======== Records provided

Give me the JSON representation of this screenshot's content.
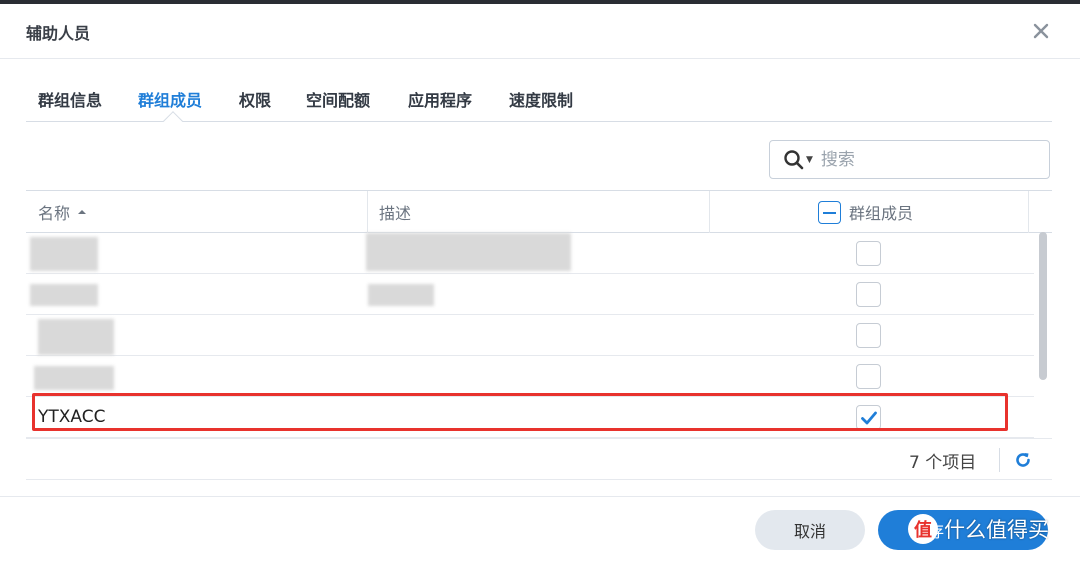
{
  "dialog": {
    "title": "辅助人员",
    "close_icon": "close-icon"
  },
  "tabs": [
    {
      "label": "群组信息",
      "active": false
    },
    {
      "label": "群组成员",
      "active": true
    },
    {
      "label": "权限",
      "active": false
    },
    {
      "label": "空间配额",
      "active": false
    },
    {
      "label": "应用程序",
      "active": false
    },
    {
      "label": "速度限制",
      "active": false
    }
  ],
  "search": {
    "placeholder": "搜索",
    "value": "",
    "icon": "search-icon"
  },
  "grid": {
    "columns": {
      "name": "名称",
      "description": "描述",
      "member": "群组成员"
    },
    "sort": {
      "column": "name",
      "direction": "asc"
    },
    "rows": [
      {
        "name": "",
        "description": "",
        "checked": false,
        "redacted": true
      },
      {
        "name": "",
        "description": "",
        "checked": false,
        "redacted": true
      },
      {
        "name": "",
        "description": "",
        "checked": false,
        "redacted": true
      },
      {
        "name": "",
        "description": "",
        "checked": false,
        "redacted": true
      },
      {
        "name": "YTXACC",
        "description": "",
        "checked": true,
        "redacted": false
      }
    ]
  },
  "footer": {
    "item_count": "7 个项目",
    "refresh_icon": "refresh-icon"
  },
  "buttons": {
    "cancel": "取消",
    "save": "保存"
  },
  "watermark": {
    "logo": "值",
    "text": "什么值得买"
  },
  "colors": {
    "accent": "#1f7ed8",
    "highlight": "#e8322d",
    "cancel_bg": "#e3e8ee"
  }
}
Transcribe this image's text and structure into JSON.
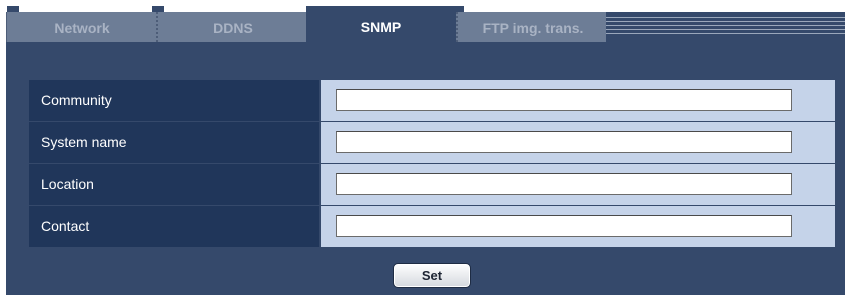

================

The pictures should not appear in the copy; every other part of the records above must be returned exactly.

The output –
Give me the JSON representation of this screenshot's content.
{
  "dialog": {
    "title": "辅助人员",
    "close_icon": "close-icon"
  },
  "tabs": [
    {
      "label": "群组信息",
      "active": false
    },
    {
      "label": "群组成员",
      "active": true
    },
    {
      "label": "权限",
      "active": false
    },
    {
      "label": "空间配额",
      "active": false
    },
    {
      "label": "应用程序",
      "active": false
    },
    {
      "label": "速度限制",
      "active": false
    }
  ],
  "search": {
    "placeholder": "搜索",
    "value": "",
    "icon": "search-icon"
  },
  "grid": {
    "columns": {
      "name": "名称",
      "description": "描述",
      "member": "群组成员"
    },
    "sort": {
      "column": "name",
      "direction": "asc"
    },
    "rows": [
      {
        "name": "",
        "description": "",
        "checked": false,
        "redacted": true
      },
      {
        "name": "",
        "description": "",
        "checked": false,
        "redacted": true
      },
      {
        "name": "",
        "description": "",
        "checked": false,
        "redacted": true
      },
      {
        "name": "",
        "description": "",
        "checked": false,
        "redacted": true
      },
      {
        "name": "YTXACC",
        "description": "",
        "checked": true,
        "redacted": false
      }
    ]
  },
  "footer": {
    "item_count": "7 个项目",
    "refresh_icon": "refresh-icon"
  },
  "buttons": {
    "cancel": "取消",
    "save": "保存"
  },
  "watermark": {
    "logo": "值",
    "text": "什么值得买"
  },
  "colors": {
    "accent": "#1f7ed8",
    "highlight": "#e8322d",
    "cancel_bg": "#e3e8ee"
  }
}
Transcribe this image's text and structure into JSON.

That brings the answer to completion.